**Task requirements:** Copy every line of the data in which the word "bars" occurs.

[Data items]

╔══

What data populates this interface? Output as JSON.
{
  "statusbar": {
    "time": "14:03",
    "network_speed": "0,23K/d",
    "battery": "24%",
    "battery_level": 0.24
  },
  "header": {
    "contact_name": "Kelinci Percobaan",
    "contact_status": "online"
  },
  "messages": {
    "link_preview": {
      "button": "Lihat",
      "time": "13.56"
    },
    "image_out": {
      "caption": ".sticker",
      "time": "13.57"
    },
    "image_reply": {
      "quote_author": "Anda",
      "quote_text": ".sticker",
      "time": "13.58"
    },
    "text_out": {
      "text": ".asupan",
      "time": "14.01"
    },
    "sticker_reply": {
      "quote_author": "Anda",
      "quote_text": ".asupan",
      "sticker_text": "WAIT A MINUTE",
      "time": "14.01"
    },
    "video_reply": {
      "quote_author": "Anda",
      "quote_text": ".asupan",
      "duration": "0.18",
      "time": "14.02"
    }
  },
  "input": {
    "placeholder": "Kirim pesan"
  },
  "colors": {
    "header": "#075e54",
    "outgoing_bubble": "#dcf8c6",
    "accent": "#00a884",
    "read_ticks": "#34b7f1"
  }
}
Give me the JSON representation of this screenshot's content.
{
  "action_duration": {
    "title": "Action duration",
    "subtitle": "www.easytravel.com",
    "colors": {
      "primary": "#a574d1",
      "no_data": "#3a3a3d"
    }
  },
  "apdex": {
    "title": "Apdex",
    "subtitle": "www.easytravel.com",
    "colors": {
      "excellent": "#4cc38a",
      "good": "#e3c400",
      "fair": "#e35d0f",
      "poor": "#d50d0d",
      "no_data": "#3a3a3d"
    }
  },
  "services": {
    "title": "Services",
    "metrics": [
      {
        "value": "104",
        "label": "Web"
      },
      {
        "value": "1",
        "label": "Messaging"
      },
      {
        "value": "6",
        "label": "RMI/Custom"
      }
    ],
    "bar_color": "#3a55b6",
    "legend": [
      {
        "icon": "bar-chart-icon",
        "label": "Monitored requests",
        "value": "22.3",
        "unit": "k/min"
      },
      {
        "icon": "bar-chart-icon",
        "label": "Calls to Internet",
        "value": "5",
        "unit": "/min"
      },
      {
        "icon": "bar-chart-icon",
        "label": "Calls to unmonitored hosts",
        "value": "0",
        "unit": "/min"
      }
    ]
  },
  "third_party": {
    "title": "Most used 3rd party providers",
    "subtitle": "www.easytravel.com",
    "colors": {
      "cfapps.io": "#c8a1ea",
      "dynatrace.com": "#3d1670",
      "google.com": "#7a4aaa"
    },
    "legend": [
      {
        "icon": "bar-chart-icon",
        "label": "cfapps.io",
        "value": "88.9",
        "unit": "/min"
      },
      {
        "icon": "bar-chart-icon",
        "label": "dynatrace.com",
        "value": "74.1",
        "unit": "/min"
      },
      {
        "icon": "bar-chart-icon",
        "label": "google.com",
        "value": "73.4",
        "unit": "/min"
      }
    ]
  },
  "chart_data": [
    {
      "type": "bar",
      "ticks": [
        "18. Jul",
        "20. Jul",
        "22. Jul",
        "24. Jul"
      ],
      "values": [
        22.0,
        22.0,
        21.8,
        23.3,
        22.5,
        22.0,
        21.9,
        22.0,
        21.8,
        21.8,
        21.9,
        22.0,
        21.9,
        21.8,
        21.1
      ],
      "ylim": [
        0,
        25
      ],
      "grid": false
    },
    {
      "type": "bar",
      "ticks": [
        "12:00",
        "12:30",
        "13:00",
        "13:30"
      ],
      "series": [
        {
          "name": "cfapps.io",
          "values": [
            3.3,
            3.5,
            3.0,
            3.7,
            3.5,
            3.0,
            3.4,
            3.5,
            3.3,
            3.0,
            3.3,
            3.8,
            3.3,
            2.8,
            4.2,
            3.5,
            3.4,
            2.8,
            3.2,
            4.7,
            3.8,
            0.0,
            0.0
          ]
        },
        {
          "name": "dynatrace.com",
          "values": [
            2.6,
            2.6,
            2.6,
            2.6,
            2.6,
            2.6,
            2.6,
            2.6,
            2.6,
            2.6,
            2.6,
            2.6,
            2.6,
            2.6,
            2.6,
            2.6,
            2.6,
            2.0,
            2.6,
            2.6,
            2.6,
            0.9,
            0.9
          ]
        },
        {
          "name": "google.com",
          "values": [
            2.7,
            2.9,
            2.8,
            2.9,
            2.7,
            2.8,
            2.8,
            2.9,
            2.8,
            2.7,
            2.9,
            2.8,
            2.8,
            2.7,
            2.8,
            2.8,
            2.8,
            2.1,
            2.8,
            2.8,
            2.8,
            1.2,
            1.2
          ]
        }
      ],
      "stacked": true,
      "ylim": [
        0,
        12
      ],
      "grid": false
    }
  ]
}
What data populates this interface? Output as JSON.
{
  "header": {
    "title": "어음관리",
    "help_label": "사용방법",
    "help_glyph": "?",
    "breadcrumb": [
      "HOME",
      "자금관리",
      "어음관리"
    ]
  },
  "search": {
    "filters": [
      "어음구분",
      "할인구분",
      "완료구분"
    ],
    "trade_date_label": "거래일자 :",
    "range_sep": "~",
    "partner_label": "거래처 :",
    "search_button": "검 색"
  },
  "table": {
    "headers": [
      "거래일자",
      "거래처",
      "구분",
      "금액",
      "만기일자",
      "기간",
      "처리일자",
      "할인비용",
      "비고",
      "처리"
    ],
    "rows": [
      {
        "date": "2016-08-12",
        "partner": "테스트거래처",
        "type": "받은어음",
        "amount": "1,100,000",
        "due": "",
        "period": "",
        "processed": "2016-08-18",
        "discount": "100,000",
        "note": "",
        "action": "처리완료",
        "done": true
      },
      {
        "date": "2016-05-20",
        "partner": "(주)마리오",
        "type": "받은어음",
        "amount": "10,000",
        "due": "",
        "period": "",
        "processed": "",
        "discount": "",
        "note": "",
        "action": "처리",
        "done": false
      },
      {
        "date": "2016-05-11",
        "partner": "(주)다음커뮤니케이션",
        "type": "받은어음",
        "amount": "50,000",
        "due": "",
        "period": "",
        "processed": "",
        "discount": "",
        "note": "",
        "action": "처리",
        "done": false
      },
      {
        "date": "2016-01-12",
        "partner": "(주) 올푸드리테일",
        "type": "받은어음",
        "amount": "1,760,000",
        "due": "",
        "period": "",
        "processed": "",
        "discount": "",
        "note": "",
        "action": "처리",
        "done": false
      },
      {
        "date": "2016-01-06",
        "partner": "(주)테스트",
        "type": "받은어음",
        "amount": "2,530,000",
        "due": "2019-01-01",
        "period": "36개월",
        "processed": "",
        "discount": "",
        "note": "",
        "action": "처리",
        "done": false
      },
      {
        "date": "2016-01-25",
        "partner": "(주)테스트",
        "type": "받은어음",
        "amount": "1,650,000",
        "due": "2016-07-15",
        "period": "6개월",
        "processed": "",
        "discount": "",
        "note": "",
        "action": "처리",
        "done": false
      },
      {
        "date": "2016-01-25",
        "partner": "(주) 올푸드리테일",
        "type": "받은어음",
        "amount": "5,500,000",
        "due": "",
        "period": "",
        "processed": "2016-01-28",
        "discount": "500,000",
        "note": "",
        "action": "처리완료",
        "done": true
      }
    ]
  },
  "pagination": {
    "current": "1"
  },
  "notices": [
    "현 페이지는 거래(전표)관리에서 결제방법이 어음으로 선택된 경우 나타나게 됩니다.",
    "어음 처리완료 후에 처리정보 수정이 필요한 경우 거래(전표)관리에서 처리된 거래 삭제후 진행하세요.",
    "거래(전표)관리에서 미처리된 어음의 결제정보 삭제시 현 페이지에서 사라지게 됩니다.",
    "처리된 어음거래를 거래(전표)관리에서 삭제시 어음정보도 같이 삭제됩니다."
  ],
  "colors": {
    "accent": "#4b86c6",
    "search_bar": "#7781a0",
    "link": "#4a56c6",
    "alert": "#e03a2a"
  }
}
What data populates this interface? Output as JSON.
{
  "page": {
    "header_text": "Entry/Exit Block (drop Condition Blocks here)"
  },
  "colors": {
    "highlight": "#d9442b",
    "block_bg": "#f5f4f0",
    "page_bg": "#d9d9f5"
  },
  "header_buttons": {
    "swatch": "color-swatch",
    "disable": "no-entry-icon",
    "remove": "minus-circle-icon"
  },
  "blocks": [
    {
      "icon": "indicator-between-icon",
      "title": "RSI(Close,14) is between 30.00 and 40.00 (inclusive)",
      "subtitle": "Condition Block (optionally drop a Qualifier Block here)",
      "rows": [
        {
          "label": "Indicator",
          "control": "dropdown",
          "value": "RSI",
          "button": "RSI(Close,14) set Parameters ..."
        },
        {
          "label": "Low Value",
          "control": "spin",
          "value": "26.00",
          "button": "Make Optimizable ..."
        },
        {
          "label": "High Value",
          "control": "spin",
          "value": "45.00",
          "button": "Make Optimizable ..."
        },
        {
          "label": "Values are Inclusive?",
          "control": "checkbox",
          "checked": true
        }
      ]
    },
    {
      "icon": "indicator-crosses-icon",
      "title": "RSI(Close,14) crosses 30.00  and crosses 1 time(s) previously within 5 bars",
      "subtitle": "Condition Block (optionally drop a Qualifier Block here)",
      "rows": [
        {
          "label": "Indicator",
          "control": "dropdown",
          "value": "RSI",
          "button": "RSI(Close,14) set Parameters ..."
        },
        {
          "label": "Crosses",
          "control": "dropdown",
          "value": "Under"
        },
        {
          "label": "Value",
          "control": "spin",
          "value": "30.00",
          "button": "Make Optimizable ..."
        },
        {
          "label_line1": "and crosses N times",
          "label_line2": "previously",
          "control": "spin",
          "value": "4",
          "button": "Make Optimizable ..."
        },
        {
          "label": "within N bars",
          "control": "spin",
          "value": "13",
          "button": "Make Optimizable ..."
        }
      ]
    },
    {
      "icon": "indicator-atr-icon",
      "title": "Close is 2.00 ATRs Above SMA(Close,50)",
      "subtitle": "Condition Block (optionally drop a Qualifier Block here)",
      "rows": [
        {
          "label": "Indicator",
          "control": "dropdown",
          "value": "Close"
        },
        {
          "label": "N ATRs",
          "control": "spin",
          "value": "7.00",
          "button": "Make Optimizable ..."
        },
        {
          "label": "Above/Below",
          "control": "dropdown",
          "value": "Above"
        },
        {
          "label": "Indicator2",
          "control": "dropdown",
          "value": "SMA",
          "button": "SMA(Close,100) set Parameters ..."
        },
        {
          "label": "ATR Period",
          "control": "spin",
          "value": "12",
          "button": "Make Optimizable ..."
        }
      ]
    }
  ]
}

╚══

**Output:**
      "title": "RSI(Close,14) crosses 30.00  and crosses 1 time(s) previously within 5 bars",
          "label": "within N bars",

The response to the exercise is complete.